■ **Entries from a dataset**
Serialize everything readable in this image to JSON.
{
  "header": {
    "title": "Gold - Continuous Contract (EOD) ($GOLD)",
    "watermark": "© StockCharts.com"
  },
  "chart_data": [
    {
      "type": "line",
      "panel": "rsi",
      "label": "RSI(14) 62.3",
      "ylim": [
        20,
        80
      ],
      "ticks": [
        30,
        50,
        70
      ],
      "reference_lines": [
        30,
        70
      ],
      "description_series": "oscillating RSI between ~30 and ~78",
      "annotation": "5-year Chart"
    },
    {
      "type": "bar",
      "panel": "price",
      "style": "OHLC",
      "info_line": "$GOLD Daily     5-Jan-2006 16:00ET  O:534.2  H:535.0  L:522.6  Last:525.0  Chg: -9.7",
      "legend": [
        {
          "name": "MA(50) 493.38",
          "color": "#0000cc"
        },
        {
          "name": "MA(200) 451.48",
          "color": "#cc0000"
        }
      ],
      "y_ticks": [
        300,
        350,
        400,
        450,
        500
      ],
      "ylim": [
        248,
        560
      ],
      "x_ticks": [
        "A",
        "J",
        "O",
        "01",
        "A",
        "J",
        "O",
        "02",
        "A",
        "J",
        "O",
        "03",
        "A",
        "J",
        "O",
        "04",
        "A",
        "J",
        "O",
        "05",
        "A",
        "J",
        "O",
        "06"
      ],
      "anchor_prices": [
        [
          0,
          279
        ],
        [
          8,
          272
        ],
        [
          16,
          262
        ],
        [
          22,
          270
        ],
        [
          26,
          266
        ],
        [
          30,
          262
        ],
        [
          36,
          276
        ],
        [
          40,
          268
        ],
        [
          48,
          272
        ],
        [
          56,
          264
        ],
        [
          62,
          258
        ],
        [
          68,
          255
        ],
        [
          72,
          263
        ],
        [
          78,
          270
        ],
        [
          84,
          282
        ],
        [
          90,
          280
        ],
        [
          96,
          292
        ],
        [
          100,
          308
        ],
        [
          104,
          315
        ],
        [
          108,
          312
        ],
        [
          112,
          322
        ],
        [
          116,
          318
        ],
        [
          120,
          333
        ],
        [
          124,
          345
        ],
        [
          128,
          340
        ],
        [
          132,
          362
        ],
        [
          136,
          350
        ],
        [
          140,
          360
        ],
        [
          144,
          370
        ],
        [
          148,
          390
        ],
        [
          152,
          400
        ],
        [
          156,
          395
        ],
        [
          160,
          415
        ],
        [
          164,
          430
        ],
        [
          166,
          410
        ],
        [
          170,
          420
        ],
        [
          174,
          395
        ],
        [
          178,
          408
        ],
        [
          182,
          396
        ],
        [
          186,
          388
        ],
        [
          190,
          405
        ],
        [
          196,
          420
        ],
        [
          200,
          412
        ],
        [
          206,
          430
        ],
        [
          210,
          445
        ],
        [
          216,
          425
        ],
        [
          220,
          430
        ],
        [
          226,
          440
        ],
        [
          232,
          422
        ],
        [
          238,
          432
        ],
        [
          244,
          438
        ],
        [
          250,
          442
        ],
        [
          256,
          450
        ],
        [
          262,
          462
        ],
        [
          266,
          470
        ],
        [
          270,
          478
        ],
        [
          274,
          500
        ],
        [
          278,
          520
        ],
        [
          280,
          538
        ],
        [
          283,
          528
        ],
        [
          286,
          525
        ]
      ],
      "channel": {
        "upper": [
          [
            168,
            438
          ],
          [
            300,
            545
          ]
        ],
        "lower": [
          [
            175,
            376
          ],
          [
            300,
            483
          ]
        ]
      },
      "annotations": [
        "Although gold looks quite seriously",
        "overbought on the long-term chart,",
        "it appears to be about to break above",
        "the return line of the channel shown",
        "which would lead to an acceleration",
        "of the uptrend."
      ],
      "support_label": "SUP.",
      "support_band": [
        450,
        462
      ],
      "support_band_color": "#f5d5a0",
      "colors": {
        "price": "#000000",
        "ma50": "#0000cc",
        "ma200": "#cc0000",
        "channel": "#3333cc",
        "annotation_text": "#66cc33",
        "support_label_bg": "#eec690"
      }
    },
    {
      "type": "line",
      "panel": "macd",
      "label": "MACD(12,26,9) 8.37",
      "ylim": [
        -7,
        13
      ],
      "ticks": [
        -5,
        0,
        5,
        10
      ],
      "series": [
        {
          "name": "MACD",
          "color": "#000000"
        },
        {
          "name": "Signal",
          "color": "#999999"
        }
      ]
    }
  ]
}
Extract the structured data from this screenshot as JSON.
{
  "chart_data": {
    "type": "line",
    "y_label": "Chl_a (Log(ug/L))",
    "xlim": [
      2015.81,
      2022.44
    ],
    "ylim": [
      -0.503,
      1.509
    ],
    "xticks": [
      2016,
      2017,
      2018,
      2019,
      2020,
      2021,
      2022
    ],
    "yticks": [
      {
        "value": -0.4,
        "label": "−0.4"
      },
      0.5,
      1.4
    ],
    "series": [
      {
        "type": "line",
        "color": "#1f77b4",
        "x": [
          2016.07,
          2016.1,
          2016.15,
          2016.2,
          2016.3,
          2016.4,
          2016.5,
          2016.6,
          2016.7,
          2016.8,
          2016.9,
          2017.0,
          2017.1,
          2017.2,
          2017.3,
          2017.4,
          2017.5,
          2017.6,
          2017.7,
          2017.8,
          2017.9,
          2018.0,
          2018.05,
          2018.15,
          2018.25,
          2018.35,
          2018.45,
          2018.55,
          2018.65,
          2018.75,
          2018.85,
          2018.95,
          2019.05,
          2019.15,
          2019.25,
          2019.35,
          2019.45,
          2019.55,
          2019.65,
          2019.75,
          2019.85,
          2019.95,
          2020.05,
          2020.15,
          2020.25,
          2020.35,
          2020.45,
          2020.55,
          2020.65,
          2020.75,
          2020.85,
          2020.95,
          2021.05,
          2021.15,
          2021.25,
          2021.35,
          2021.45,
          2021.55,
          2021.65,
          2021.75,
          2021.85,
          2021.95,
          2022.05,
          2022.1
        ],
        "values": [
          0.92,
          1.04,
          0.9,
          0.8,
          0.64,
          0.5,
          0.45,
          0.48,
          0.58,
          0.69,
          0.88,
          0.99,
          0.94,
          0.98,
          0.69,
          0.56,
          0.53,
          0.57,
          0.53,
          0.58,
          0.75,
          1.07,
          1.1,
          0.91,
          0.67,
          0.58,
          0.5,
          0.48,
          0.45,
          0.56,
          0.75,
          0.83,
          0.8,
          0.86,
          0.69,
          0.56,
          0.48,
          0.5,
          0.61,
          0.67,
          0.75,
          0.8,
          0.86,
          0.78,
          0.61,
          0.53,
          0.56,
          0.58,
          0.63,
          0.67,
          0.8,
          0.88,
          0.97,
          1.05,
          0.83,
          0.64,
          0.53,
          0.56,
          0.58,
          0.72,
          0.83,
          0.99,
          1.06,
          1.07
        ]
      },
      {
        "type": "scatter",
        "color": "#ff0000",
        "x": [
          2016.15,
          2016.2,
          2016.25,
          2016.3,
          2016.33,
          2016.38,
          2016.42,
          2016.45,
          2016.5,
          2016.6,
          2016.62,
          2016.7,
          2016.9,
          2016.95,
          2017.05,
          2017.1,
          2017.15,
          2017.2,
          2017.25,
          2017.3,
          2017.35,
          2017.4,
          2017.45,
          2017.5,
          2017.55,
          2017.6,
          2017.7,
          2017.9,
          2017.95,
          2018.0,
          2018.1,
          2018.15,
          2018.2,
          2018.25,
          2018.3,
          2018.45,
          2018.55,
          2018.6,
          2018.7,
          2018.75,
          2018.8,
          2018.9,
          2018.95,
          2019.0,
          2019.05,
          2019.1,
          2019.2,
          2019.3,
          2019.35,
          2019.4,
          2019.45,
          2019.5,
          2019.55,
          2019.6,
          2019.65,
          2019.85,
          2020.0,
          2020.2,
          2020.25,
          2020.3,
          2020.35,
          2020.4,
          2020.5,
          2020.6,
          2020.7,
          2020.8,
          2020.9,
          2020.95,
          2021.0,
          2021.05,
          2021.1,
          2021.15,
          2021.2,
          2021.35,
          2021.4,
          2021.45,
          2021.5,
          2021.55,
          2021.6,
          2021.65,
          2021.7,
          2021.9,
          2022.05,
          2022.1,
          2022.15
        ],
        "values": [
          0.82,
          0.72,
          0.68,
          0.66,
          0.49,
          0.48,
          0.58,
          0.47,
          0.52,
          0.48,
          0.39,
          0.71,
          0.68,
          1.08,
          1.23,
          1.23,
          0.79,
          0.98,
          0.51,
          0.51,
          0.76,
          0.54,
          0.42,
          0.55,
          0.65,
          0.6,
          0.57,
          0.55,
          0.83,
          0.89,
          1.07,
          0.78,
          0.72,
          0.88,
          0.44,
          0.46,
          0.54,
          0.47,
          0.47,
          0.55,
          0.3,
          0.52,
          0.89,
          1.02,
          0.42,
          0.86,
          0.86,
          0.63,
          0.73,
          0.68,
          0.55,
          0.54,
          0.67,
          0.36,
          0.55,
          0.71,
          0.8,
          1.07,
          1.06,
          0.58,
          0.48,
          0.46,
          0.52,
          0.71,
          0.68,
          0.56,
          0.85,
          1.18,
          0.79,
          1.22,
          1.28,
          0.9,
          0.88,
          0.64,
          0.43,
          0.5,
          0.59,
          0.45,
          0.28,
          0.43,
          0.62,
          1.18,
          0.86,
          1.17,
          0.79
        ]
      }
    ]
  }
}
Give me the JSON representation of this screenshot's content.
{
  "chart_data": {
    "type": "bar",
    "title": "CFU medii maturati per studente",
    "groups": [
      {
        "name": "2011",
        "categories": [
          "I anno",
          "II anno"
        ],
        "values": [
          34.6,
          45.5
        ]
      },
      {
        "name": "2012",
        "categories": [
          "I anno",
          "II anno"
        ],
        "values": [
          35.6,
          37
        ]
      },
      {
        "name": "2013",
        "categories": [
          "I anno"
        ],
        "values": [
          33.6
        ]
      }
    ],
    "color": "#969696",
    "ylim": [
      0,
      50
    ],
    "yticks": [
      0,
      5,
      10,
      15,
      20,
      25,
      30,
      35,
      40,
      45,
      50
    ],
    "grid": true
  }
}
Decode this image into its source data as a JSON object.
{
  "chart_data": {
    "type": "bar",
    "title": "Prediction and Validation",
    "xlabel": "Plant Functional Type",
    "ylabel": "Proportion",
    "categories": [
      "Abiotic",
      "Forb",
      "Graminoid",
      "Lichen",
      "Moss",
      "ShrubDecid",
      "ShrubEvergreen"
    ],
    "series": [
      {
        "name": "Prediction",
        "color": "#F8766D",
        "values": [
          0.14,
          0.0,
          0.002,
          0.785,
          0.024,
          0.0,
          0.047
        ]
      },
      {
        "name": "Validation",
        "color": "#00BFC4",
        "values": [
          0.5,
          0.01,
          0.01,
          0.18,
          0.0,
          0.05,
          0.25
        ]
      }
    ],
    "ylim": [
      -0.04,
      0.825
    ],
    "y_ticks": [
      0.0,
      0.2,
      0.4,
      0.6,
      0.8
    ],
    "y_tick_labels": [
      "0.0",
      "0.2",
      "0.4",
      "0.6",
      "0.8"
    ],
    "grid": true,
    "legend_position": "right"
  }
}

■ **Task to complete**
Write out every line of the data that holds the word "image".

■ **Task response**
Serialize everything readable in this image to JSON.
Decode this image into its source data as a JSON object.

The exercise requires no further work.